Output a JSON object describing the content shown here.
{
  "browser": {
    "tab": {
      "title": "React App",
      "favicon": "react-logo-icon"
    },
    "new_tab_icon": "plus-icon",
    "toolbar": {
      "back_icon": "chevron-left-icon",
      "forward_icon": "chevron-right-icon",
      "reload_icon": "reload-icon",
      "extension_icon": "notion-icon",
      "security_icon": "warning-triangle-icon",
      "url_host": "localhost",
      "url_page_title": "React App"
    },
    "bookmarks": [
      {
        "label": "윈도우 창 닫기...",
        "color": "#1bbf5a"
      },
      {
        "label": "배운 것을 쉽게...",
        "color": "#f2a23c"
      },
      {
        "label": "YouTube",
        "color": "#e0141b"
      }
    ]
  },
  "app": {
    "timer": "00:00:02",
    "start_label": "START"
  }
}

------------------------

◆ Directive
Quote every line of the data, word for word.

◆ Exercise answer
Output a JSON object describing the content shown here.
{
  "browser": {
    "tab": {
      "title": "React App",
      "favicon": "react-logo-icon"
    },
    "new_tab_icon": "plus-icon",
    "toolbar": {
      "back_icon": "chevron-left-icon",
      "forward_icon": "chevron-right-icon",
      "reload_icon": "reload-icon",
      "extension_icon": "notion-icon",
      "security_icon": "warning-triangle-icon",
      "url_host": "localhost",
      "url_page_title": "React App"
    },
    "bookmarks": [
      {
        "label": "윈도우 창 닫기...",
        "color": "#1bbf5a"
      },
      {
        "label": "배운 것을 쉽게...",
        "color": "#f2a23c"
      },
      {
        "label": "YouTube",
        "color": "#e0141b"
      }
    ]
  },
  "app": {
    "timer": "00:00:02",
    "start_label": "START"
  }
}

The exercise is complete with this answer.